==== Records for this exercise ====
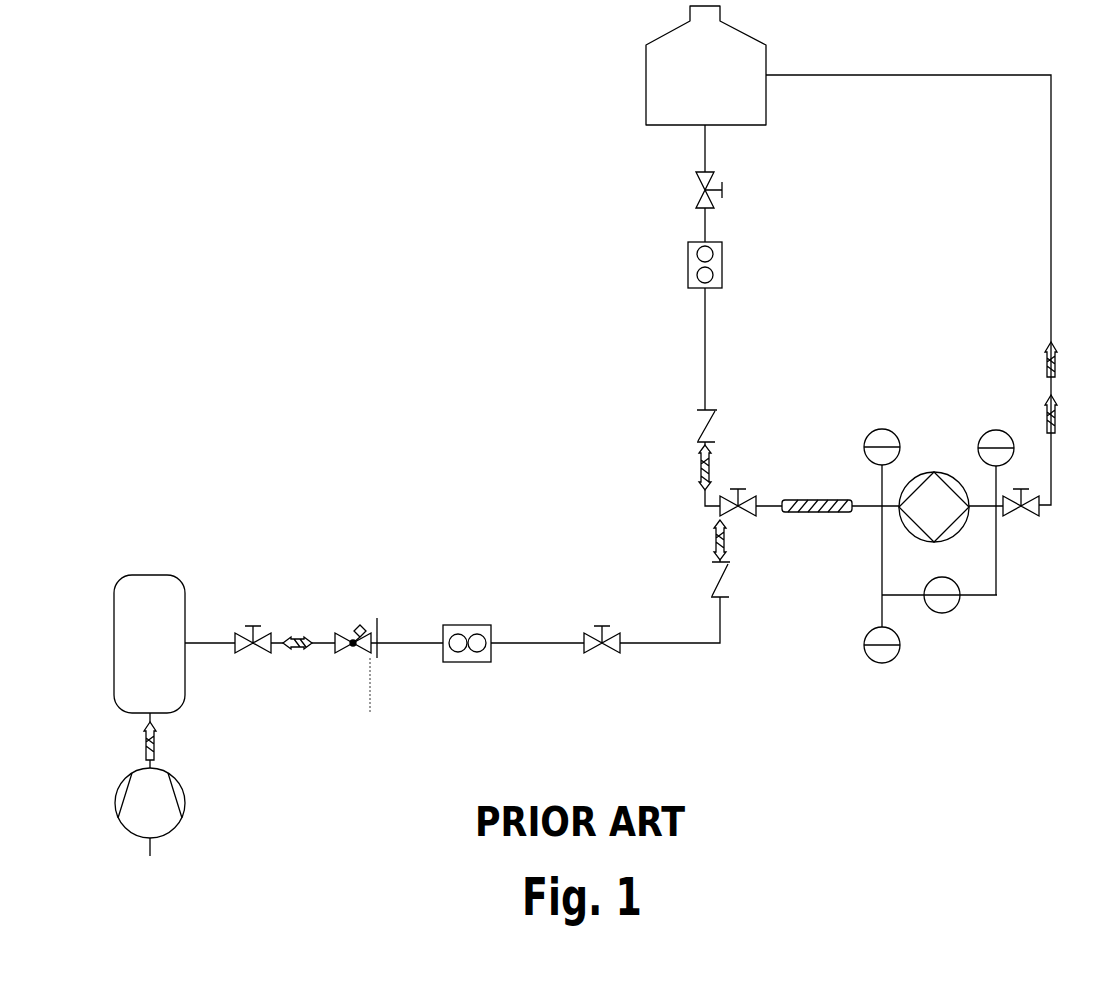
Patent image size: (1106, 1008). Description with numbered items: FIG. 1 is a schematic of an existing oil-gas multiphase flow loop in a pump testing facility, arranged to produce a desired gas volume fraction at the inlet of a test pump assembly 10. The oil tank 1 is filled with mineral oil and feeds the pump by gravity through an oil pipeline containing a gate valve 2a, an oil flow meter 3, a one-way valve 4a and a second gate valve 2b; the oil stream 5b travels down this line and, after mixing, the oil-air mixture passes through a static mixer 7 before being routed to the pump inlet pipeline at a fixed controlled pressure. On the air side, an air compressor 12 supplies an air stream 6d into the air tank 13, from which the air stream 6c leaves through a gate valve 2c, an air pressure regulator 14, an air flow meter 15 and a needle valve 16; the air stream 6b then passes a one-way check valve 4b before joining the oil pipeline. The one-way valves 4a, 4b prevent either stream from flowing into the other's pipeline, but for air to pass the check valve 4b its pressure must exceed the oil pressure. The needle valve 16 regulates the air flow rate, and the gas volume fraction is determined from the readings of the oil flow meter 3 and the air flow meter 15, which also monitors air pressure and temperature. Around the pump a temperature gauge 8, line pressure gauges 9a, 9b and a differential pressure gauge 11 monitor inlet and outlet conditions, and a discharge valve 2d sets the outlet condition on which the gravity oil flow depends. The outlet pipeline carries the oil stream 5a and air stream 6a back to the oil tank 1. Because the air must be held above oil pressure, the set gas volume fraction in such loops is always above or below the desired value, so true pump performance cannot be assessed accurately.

The oil tank 1 is at (706, 65).
The gate valve 2a is at (679, 189).
The gate valve 2b is at (747, 478).
The gate valve 2c is at (251, 669).
The discharge valve 2d is at (1027, 529).
The oil flow meter 3 is at (726, 265).
The one-way valve 4a is at (684, 424).
The one-way check valve 4b is at (697, 584).
The oil stream 5a is at (1027, 360).
The oil stream 5b is at (681, 467).
The air stream 6a is at (1030, 413).
The air stream 6b is at (699, 537).
The air stream 6c is at (300, 619).
The air stream 6d is at (174, 742).
The static mixer 7 is at (817, 529).
The temperature gauge 8 is at (882, 428).
The pressure gauge 9a is at (870, 662).
The pressure gauge 9b is at (990, 430).
The test pump assembly 10 is at (937, 470).
The differential pressure gauge 11 is at (950, 612).
The air compressor 12 is at (178, 826).
The air tank 13 is at (149, 644).
The air pressure regulator 14 is at (352, 655).
The air flow meter 15 is at (468, 621).
The needle valve 16 is at (605, 617).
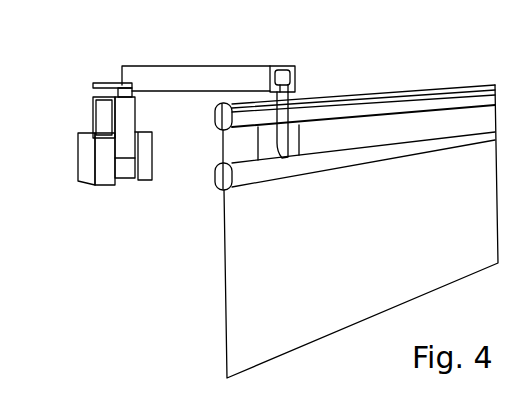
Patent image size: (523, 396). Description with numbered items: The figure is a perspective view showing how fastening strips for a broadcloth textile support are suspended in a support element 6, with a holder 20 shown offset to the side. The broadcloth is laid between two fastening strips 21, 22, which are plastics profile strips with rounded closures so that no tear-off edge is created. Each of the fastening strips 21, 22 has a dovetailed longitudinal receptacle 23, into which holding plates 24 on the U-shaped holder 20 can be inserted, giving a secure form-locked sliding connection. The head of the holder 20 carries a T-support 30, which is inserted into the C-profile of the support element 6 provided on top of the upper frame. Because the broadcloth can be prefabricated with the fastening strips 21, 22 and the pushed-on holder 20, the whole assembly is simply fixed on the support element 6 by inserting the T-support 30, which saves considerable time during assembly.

The support element 6 is at (276, 64).
The holder 20 is at (124, 122).
The fastening strip 21 is at (218, 116).
The fastening strip 22 is at (401, 98).
The dovetailed longitudinal receptacle 23 is at (233, 145).
The holding plate 24 is at (222, 170).
The T-support 30 is at (93, 86).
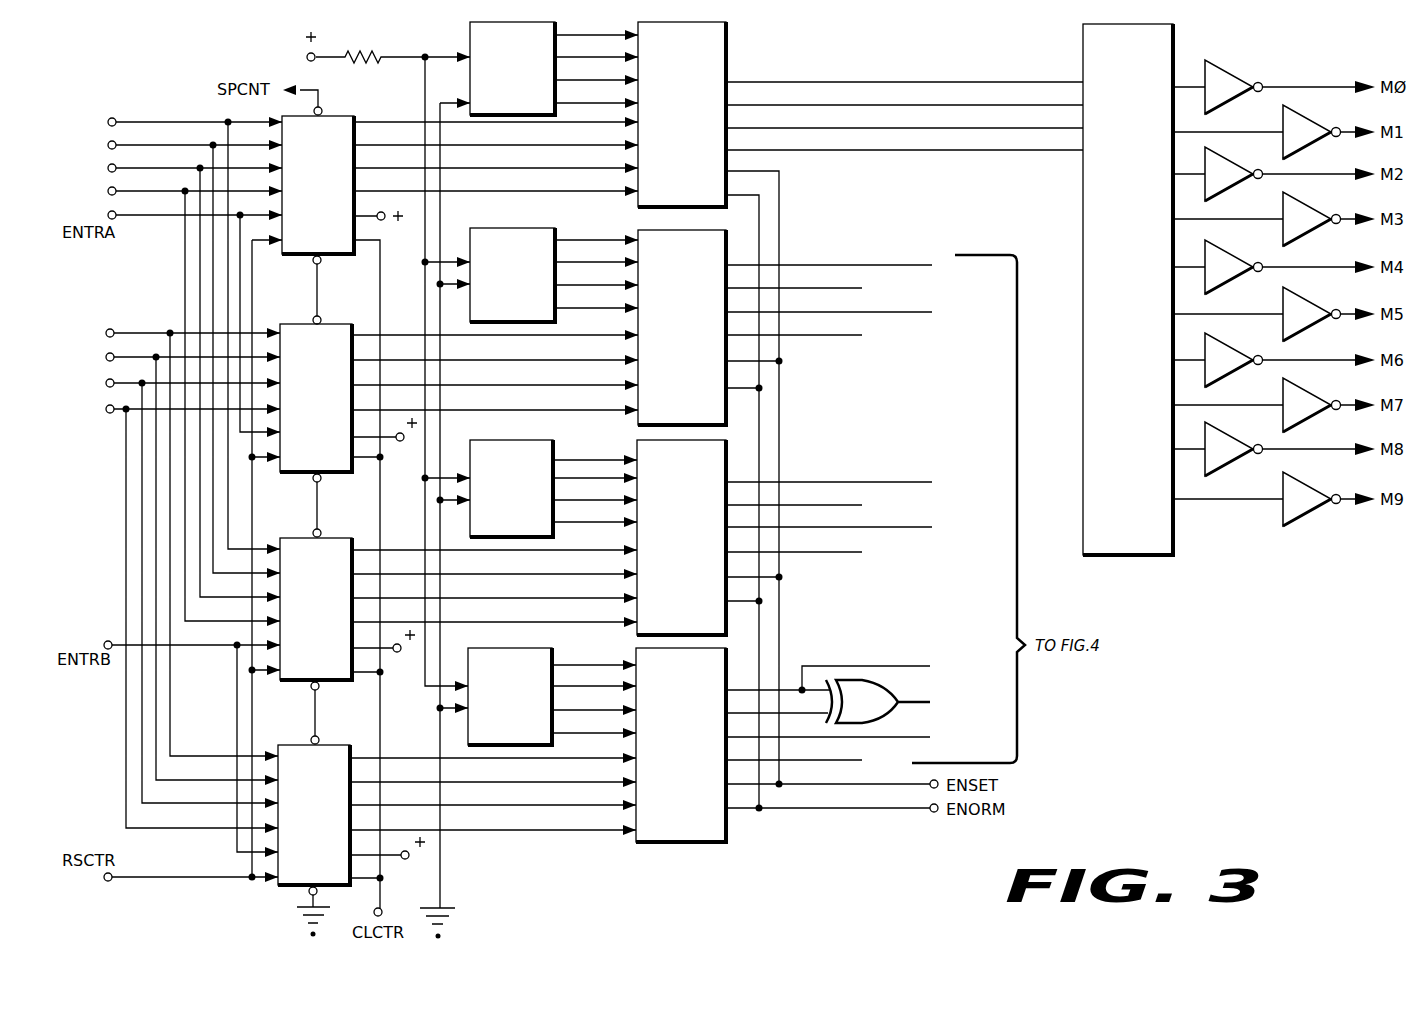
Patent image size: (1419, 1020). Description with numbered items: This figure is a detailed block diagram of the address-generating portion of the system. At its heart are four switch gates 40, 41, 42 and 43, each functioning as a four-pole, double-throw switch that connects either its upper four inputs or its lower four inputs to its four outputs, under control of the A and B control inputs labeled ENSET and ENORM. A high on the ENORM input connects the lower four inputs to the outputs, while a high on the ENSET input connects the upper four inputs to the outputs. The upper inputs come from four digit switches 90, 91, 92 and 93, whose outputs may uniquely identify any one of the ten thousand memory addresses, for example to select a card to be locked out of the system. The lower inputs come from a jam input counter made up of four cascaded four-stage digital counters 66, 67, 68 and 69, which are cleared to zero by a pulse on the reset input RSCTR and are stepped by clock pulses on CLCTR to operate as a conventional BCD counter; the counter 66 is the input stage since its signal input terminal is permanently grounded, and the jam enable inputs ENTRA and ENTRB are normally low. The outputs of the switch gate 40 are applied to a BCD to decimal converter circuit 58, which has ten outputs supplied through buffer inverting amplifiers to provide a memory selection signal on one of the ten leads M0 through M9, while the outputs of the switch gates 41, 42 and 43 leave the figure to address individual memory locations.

The switch gate 40 is at (728, 34).
The switch gate 41 is at (724, 233).
The switch gate 42 is at (724, 445).
The switch gate 43 is at (724, 654).
The BCD to decimal converter circuit 58 is at (1083, 34).
The digital counter 66 is at (330, 745).
The digital counter 67 is at (332, 539).
The digital counter 68 is at (332, 325).
The digital counter 69 is at (334, 115).
The switch 90 is at (556, 33).
The switch 91 is at (556, 238).
The switch 92 is at (555, 446).
The switch 93 is at (554, 657).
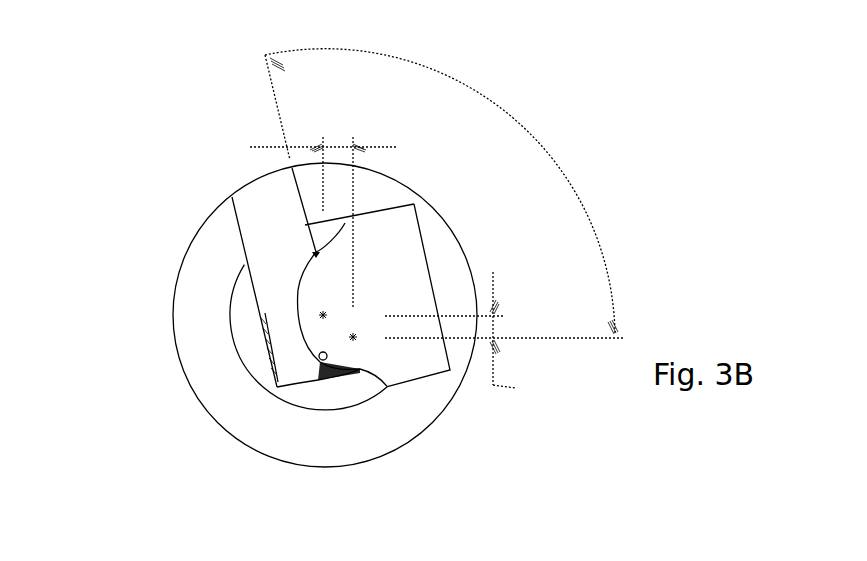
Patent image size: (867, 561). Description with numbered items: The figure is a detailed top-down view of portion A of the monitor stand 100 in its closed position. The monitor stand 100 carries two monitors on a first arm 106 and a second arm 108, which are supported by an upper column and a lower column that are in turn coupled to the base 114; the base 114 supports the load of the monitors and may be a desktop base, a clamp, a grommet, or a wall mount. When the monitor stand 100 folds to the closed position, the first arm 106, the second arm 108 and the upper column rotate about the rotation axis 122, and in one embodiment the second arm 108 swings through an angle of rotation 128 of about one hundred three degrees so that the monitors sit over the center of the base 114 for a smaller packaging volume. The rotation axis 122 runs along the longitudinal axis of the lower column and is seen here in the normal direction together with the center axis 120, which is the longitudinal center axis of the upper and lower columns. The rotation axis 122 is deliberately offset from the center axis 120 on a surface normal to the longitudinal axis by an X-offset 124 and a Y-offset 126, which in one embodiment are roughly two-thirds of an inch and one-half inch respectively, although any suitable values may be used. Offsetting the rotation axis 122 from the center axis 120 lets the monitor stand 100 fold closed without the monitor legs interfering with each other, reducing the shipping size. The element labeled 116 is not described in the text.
====
Please pick out each line of the listing above that contains the word "holding".

Patent image size: (523, 396). Description with numbered items: The figure is a perspective view showing how fastening strips for a broadcloth textile support are suspended in a support element 6, with a holder 20 shown offset to the side. The broadcloth is laid between two fastening strips 21, 22, which are plastics profile strips with rounded closures so that no tear-off edge is created. Each of the fastening strips 21, 22 has a dovetailed longitudinal receptacle 23, into which holding plates 24 on the U-shaped holder 20 can be inserted, giving a secure form-locked sliding connection. The head of the holder 20 carries a T-support 30, which is inserted into the C-profile of the support element 6 provided on top of the upper frame. Because the broadcloth can be prefabricated with the fastening strips 21, 22 and the pushed-on holder 20, the whole assembly is simply fixed on the support element 6 by inserting the T-support 30, which saves considerable time during assembly.
The holding plate 24 is at (222, 170).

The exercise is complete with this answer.